**Stated exercise:** Select, from the data, each line where "Instances" occurs.

**Supplied data:**
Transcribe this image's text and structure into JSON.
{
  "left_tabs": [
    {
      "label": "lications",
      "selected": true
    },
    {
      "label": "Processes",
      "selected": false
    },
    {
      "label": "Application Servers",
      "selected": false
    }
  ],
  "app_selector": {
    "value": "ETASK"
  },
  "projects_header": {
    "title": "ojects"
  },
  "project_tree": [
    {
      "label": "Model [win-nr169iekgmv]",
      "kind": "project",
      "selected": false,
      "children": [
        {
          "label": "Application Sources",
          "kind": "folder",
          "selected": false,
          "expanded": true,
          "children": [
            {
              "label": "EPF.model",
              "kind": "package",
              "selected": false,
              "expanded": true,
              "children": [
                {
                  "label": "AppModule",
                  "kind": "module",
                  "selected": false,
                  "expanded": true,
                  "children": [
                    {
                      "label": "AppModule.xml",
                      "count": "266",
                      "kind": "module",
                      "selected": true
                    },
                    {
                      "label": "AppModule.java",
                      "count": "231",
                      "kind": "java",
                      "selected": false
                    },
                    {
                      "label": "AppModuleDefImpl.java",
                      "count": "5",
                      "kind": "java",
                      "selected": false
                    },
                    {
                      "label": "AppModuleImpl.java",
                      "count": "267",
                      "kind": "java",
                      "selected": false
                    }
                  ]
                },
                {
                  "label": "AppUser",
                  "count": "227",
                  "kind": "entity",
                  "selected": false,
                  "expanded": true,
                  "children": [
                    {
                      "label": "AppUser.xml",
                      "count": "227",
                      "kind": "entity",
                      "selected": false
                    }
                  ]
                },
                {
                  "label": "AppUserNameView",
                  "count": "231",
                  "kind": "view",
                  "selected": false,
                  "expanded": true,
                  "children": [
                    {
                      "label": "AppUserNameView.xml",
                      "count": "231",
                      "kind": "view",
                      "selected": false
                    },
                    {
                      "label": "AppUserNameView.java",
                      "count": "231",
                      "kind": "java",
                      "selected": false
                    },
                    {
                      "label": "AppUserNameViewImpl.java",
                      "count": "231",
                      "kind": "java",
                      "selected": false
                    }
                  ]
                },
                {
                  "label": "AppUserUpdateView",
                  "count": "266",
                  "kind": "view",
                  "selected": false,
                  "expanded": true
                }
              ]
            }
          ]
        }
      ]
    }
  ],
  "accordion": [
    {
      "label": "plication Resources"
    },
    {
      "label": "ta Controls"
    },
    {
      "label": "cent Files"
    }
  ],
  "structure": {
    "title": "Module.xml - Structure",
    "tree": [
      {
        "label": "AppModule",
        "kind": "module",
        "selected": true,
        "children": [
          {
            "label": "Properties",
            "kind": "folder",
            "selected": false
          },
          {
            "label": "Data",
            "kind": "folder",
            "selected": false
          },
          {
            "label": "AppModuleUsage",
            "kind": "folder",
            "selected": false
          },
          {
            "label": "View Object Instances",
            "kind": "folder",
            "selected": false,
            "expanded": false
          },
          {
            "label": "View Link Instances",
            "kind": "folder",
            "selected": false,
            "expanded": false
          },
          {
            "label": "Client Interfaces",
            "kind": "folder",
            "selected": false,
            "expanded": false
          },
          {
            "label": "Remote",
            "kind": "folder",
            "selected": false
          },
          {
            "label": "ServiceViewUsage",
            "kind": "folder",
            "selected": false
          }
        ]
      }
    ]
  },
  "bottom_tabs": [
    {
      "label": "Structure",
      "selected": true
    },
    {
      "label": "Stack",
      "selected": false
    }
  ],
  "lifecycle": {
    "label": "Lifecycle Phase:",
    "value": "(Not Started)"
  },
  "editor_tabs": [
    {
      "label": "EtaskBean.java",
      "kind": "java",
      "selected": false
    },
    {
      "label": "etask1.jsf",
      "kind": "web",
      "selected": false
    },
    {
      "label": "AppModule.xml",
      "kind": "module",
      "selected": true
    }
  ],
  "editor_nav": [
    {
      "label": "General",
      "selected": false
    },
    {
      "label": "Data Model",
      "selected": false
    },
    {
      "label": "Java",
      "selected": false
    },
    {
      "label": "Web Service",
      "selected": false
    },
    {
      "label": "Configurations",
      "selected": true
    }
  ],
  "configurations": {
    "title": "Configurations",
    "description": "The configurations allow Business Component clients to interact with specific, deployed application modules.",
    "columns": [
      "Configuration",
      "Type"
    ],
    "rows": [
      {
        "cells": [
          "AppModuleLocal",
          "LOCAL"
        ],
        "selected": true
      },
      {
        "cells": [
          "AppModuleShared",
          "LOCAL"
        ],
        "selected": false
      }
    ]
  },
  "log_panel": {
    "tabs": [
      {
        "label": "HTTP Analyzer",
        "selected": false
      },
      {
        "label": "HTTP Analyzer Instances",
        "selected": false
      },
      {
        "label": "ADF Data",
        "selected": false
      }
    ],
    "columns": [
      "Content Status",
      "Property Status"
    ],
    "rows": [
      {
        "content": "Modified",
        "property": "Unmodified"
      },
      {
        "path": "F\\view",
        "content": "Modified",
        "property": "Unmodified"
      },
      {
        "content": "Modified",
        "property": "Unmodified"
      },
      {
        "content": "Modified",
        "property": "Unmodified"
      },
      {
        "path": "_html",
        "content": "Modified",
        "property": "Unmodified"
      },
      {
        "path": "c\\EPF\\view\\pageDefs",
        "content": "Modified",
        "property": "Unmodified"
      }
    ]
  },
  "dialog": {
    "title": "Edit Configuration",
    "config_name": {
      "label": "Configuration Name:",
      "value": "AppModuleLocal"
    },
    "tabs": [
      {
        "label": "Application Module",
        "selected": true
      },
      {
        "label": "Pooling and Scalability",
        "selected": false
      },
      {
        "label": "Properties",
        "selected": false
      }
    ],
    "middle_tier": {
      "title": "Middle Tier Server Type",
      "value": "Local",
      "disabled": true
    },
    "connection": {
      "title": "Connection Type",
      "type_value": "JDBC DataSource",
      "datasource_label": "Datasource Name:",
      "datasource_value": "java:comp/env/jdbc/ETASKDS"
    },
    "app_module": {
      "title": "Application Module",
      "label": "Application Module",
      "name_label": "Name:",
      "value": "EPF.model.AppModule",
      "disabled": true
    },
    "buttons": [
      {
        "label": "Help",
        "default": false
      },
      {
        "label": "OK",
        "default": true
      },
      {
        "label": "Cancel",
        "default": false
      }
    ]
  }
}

**Full response:**
            "label": "View Object Instances",
            "label": "View Link Instances",
        "label": "HTTP Analyzer Instances",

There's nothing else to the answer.